**What is required**
Reproduce each record below exactly as written.

**Records shown**

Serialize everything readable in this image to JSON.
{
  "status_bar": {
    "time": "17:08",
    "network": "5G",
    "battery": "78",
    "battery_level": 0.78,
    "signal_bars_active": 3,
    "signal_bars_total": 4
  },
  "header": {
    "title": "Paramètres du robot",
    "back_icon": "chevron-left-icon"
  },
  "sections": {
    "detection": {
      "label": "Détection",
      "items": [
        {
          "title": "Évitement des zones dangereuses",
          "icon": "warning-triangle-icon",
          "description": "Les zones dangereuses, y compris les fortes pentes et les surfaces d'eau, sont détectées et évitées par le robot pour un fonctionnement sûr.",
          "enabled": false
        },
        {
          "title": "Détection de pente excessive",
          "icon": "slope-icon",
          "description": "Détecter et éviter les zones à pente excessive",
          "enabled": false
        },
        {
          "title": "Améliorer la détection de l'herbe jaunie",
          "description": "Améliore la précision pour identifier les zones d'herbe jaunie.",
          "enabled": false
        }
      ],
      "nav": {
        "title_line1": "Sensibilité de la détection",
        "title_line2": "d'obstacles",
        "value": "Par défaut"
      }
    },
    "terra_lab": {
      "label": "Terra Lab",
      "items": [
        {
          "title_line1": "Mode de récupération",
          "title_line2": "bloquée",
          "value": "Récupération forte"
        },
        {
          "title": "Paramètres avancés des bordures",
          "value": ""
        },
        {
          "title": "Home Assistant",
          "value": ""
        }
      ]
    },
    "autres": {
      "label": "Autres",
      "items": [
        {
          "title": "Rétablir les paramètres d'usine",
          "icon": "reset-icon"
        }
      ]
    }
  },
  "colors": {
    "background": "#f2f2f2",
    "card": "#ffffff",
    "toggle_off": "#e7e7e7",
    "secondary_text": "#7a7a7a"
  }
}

**Exercise result**
Serialize everything readable in this image to JSON.
{
  "status_bar": {
    "time": "17:08",
    "network": "5G",
    "battery": "78",
    "battery_level": 0.78,
    "signal_bars_active": 3,
    "signal_bars_total": 4
  },
  "header": {
    "title": "Paramètres du robot",
    "back_icon": "chevron-left-icon"
  },
  "sections": {
    "detection": {
      "label": "Détection",
      "items": [
        {
          "title": "Évitement des zones dangereuses",
          "icon": "warning-triangle-icon",
          "description": "Les zones dangereuses, y compris les fortes pentes et les surfaces d'eau, sont détectées et évitées par le robot pour un fonctionnement sûr.",
          "enabled": false
        },
        {
          "title": "Détection de pente excessive",
          "icon": "slope-icon",
          "description": "Détecter et éviter les zones à pente excessive",
          "enabled": false
        },
        {
          "title": "Améliorer la détection de l'herbe jaunie",
          "description": "Améliore la précision pour identifier les zones d'herbe jaunie.",
          "enabled": false
        }
      ],
      "nav": {
        "title_line1": "Sensibilité de la détection",
        "title_line2": "d'obstacles",
        "value": "Par défaut"
      }
    },
    "terra_lab": {
      "label": "Terra Lab",
      "items": [
        {
          "title_line1": "Mode de récupération",
          "title_line2": "bloquée",
          "value": "Récupération forte"
        },
        {
          "title": "Paramètres avancés des bordures",
          "value": ""
        },
        {
          "title": "Home Assistant",
          "value": ""
        }
      ]
    },
    "autres": {
      "label": "Autres",
      "items": [
        {
          "title": "Rétablir les paramètres d'usine",
          "icon": "reset-icon"
        }
      ]
    }
  },
  "colors": {
    "background": "#f2f2f2",
    "card": "#ffffff",
    "toggle_off": "#e7e7e7",
    "secondary_text": "#7a7a7a"
  }
}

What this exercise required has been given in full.